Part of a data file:
***

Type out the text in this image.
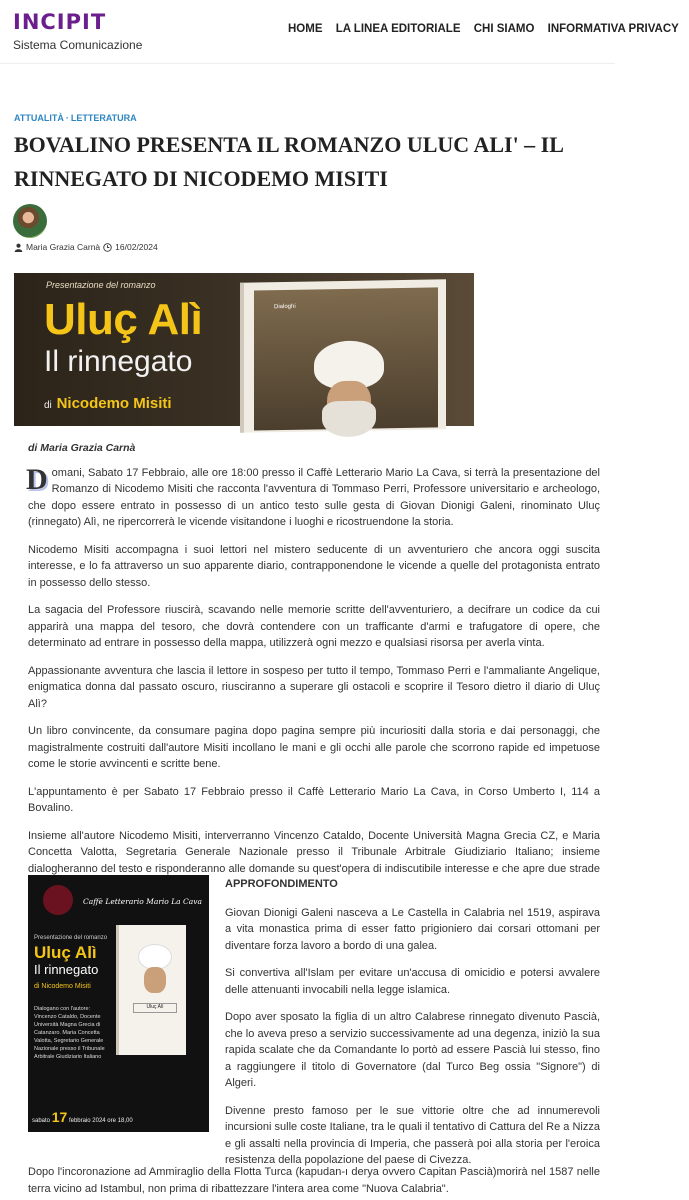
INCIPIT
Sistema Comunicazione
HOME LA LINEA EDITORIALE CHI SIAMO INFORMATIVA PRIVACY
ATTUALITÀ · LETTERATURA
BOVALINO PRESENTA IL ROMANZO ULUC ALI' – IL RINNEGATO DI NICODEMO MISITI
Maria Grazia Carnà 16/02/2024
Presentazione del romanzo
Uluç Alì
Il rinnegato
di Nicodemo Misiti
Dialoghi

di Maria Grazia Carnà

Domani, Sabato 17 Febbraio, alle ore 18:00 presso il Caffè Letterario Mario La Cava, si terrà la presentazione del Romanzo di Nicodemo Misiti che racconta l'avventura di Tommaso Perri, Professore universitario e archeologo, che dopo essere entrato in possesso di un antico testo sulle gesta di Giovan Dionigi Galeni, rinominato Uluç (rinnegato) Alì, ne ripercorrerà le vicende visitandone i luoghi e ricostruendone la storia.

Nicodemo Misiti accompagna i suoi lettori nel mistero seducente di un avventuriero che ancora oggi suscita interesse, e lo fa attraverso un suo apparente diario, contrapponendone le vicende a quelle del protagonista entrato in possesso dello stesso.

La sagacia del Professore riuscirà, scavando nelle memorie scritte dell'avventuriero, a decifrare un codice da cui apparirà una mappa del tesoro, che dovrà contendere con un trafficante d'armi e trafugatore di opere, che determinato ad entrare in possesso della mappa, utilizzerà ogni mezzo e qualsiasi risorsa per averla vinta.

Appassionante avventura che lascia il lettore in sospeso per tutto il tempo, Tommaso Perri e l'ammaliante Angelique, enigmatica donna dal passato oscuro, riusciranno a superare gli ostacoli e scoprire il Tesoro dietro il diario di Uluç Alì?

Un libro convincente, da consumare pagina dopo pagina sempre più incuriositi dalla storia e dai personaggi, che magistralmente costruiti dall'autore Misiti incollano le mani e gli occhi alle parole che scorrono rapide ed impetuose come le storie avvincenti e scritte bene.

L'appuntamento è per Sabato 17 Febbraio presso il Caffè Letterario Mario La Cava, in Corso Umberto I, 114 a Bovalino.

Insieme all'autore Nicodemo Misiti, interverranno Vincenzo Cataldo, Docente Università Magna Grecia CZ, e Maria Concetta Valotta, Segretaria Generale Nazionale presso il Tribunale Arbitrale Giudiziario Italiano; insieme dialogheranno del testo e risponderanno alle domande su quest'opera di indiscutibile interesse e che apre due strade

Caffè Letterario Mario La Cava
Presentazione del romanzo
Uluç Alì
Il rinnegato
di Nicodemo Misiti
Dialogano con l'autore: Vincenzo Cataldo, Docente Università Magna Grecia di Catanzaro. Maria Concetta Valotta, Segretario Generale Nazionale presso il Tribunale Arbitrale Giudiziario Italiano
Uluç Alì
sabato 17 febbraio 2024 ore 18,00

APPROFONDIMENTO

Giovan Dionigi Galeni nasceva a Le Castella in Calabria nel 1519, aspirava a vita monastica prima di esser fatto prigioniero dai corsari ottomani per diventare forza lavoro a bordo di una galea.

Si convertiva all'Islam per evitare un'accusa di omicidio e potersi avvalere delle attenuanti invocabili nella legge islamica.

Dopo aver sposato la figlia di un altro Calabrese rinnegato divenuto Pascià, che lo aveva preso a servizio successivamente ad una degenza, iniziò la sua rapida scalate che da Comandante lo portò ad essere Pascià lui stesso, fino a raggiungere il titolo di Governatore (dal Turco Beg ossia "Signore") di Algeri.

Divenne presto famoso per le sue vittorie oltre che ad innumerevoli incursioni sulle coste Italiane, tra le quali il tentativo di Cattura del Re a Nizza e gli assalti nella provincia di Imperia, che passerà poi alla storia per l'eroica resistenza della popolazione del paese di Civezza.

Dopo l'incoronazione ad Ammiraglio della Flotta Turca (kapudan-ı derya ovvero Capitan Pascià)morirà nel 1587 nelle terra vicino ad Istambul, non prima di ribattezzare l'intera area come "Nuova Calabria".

***

-- Directions for this task --
Return the material word for word. Pictures are not part of the copy.

-- Task response --
Type out the text in this image.
INCIPIT
Sistema Comunicazione
HOME LA LINEA EDITORIALE CHI SIAMO INFORMATIVA PRIVACY
ATTUALITÀ · LETTERATURA
BOVALINO PRESENTA IL ROMANZO ULUC ALI' – IL RINNEGATO DI NICODEMO MISITI
Maria Grazia Carnà 16/02/2024
Presentazione del romanzo
Uluç Alì
Il rinnegato
di Nicodemo Misiti
Dialoghi

di Maria Grazia Carnà

Domani, Sabato 17 Febbraio, alle ore 18:00 presso il Caffè Letterario Mario La Cava, si terrà la presentazione del Romanzo di Nicodemo Misiti che racconta l'avventura di Tommaso Perri, Professore universitario e archeologo, che dopo essere entrato in possesso di un antico testo sulle gesta di Giovan Dionigi Galeni, rinominato Uluç (rinnegato) Alì, ne ripercorrerà le vicende visitandone i luoghi e ricostruendone la storia.

Nicodemo Misiti accompagna i suoi lettori nel mistero seducente di un avventuriero che ancora oggi suscita interesse, e lo fa attraverso un suo apparente diario, contrapponendone le vicende a quelle del protagonista entrato in possesso dello stesso.

La sagacia del Professore riuscirà, scavando nelle memorie scritte dell'avventuriero, a decifrare un codice da cui apparirà una mappa del tesoro, che dovrà contendere con un trafficante d'armi e trafugatore di opere, che determinato ad entrare in possesso della mappa, utilizzerà ogni mezzo e qualsiasi risorsa per averla vinta.

Appassionante avventura che lascia il lettore in sospeso per tutto il tempo, Tommaso Perri e l'ammaliante Angelique, enigmatica donna dal passato oscuro, riusciranno a superare gli ostacoli e scoprire il Tesoro dietro il diario di Uluç Alì?

Un libro convincente, da consumare pagina dopo pagina sempre più incuriositi dalla storia e dai personaggi, che magistralmente costruiti dall'autore Misiti incollano le mani e gli occhi alle parole che scorrono rapide ed impetuose come le storie avvincenti e scritte bene.

L'appuntamento è per Sabato 17 Febbraio presso il Caffè Letterario Mario La Cava, in Corso Umberto I, 114 a Bovalino.

Insieme all'autore Nicodemo Misiti, interverranno Vincenzo Cataldo, Docente Università Magna Grecia CZ, e Maria Concetta Valotta, Segretaria Generale Nazionale presso il Tribunale Arbitrale Giudiziario Italiano; insieme dialogheranno del testo e risponderanno alle domande su quest'opera di indiscutibile interesse e che apre due strade

Caffè Letterario Mario La Cava
Presentazione del romanzo
Uluç Alì
Il rinnegato
di Nicodemo Misiti
Dialogano con l'autore: Vincenzo Cataldo, Docente Università Magna Grecia di Catanzaro. Maria Concetta Valotta, Segretario Generale Nazionale presso il Tribunale Arbitrale Giudiziario Italiano
Uluç Alì
sabato 17 febbraio 2024 ore 18,00

APPROFONDIMENTO

Giovan Dionigi Galeni nasceva a Le Castella in Calabria nel 1519, aspirava a vita monastica prima di esser fatto prigioniero dai corsari ottomani per diventare forza lavoro a bordo di una galea.

Si convertiva all'Islam per evitare un'accusa di omicidio e potersi avvalere delle attenuanti invocabili nella legge islamica.

Dopo aver sposato la figlia di un altro Calabrese rinnegato divenuto Pascià, che lo aveva preso a servizio successivamente ad una degenza, iniziò la sua rapida scalate che da Comandante lo portò ad essere Pascià lui stesso, fino a raggiungere il titolo di Governatore (dal Turco Beg ossia "Signore") di Algeri.

Divenne presto famoso per le sue vittorie oltre che ad innumerevoli incursioni sulle coste Italiane, tra le quali il tentativo di Cattura del Re a Nizza e gli assalti nella provincia di Imperia, che passerà poi alla storia per l'eroica resistenza della popolazione del paese di Civezza.

Dopo l'incoronazione ad Ammiraglio della Flotta Turca (kapudan-ı derya ovvero Capitan Pascià)morirà nel 1587 nelle terra vicino ad Istambul, non prima di ribattezzare l'intera area come "Nuova Calabria".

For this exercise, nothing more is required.